SHORT TASK:
Reproduce the records below in full and without edits, omitting images.
━━━━━━━━━━
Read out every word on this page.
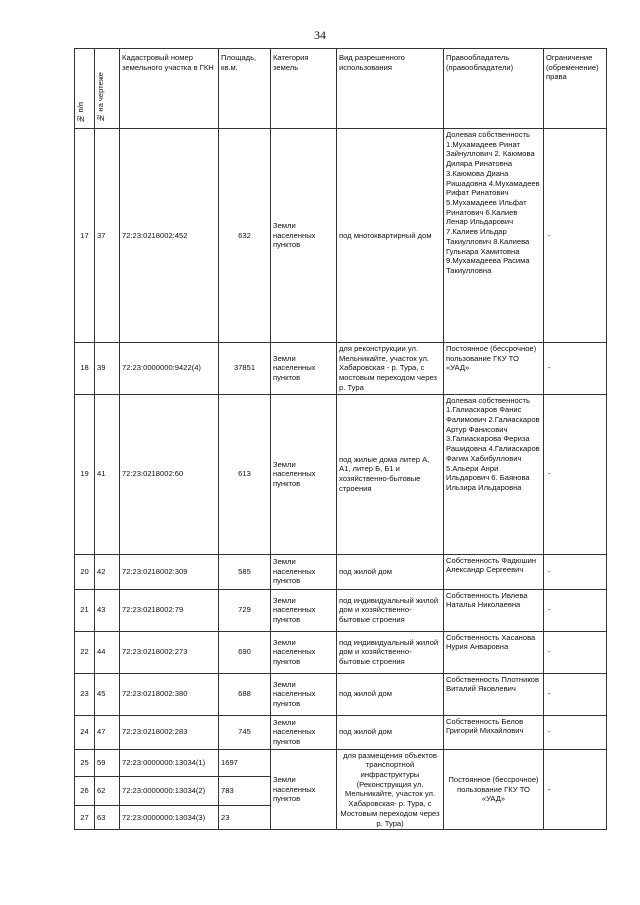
34
№ п/п	№ на чертеже	Кадастровый номер земельного участка в ГКН	Площадь, кв.м.	Категория земель	Вид разрешенного использования	Правообладатель (правообладатели)	Ограничение (обременение) права
17	37	72:23:0218002:452	632	Земли населенных пунктов	под многоквартирный дом	Долевая собственность 1.Мухамадеев Ринат Зайнуллович 2. Каюмова Диляра Ринатовна 3.Каюмова Диана Ришадовна 4.Мухамадеев Рифат Ринатович 5.Мухамадеев Ильфат Ринатович 6.Калиев Ленар Ильдарович 7.Калиев Ильдар Такиуллович 8.Калиева Гульнара Хамитовна 9.Мухамадеева Расима Такиулловна	-
18	39	72:23:0000000:9422(4)	37851	Земли населенных пунктов	для реконструкции ул. Мельникайте, участок ул. Хабаровская - р. Тура, с мостовым переходом через р. Тура	Постоянное (бессрочное) пользование ГКУ ТО «УАД»	-
19	41	72:23:0218002:60	613	Земли населенных пунктов	под жилые дома литер А, А1, литер Б, Б1 и хозяйственно-бытовые строения	Долевая собственность 1.Галиаскаров Фанис Фалимович 2.Галиаскаров Артур Фанисович 3.Галиаскарова Фериза Рашидовна 4.Галиаскаров Фагим Хабибуллович 5.Альеpи Анри Ильдарович 6. Баянова Ильзира Ильдаровна	-
20	42	72:23:0218002:309	585	Земли населенных пунктов	под жилой дом	Собственность Фадюшин Александр Сергеевич	-
21	43	72:23:0218002:79	729	Земли населенных пунктов	под индивидуальный жилой дом и хозяйственно-бытовые строения	Собственность Ивлева Наталья Николаевна	-
22	44	72:23:0218002:273	690	Земли населенных пунктов	под индивидуальный жилой дом и хозяйственно-бытовые строения	Собственность Хасанова Нурия Анваровна	-
23	45	72:23:0218002:380	688	Земли населенных пунктов	под жилой дом	Собственность Плотников Виталий Яковлевич	-
24	47	72:23:0218002:283	745	Земли населенных пунктов	под жилой дом	Собственность Белов Григорий Михайлович	-
25	59	72:23:0000000:13034(1)	1697	Земли населенных пунктов	для размещения объектов транспортной инфраструктуры (Реконструкция ул. Мельникайте, участок ул. Хабаровская- р. Тура, с Мостовым переходом через р. Тура)	Постоянное (бессрочное) пользование ГКУ ТО «УАД»	-
26	62	72:23:0000000:13034(2)	783				
27	63	72:23:0000000:13034(3)	23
━━━━━━━━━━
RESULT OF THIS TASK:
Read out every word on this page.
34
№ п/п	№ на чертеже	Кадастровый номер земельного участка в ГКН	Площадь, кв.м.	Категория земель	Вид разрешенного использования	Правообладатель (правообладатели)	Ограничение (обременение) права
17	37	72:23:0218002:452	632	Земли населенных пунктов	под многоквартирный дом	Долевая собственность 1.Мухамадеев Ринат Зайнуллович 2. Каюмова Диляра Ринатовна 3.Каюмова Диана Ришадовна 4.Мухамадеев Рифат Ринатович 5.Мухамадеев Ильфат Ринатович 6.Калиев Ленар Ильдарович 7.Калиев Ильдар Такиуллович 8.Калиева Гульнара Хамитовна 9.Мухамадеева Расима Такиулловна	-
18	39	72:23:0000000:9422(4)	37851	Земли населенных пунктов	для реконструкции ул. Мельникайте, участок ул. Хабаровская - р. Тура, с мостовым переходом через р. Тура	Постоянное (бессрочное) пользование ГКУ ТО «УАД»	-
19	41	72:23:0218002:60	613	Земли населенных пунктов	под жилые дома литер А, А1, литер Б, Б1 и хозяйственно-бытовые строения	Долевая собственность 1.Галиаскаров Фанис Фалимович 2.Галиаскаров Артур Фанисович 3.Галиаскарова Фериза Рашидовна 4.Галиаскаров Фагим Хабибуллович 5.Альеpи Анри Ильдарович 6. Баянова Ильзира Ильдаровна	-
20	42	72:23:0218002:309	585	Земли населенных пунктов	под жилой дом	Собственность Фадюшин Александр Сергеевич	-
21	43	72:23:0218002:79	729	Земли населенных пунктов	под индивидуальный жилой дом и хозяйственно-бытовые строения	Собственность Ивлева Наталья Николаевна	-
22	44	72:23:0218002:273	690	Земли населенных пунктов	под индивидуальный жилой дом и хозяйственно-бытовые строения	Собственность Хасанова Нурия Анваровна	-
23	45	72:23:0218002:380	688	Земли населенных пунктов	под жилой дом	Собственность Плотников Виталий Яковлевич	-
24	47	72:23:0218002:283	745	Земли населенных пунктов	под жилой дом	Собственность Белов Григорий Михайлович	-
25	59	72:23:0000000:13034(1)	1697	Земли населенных пунктов	для размещения объектов транспортной инфраструктуры (Реконструкция ул. Мельникайте, участок ул. Хабаровская- р. Тура, с Мостовым переходом через р. Тура)	Постоянное (бессрочное) пользование ГКУ ТО «УАД»	-
26	62	72:23:0000000:13034(2)	783				
27	63	72:23:0000000:13034(3)	23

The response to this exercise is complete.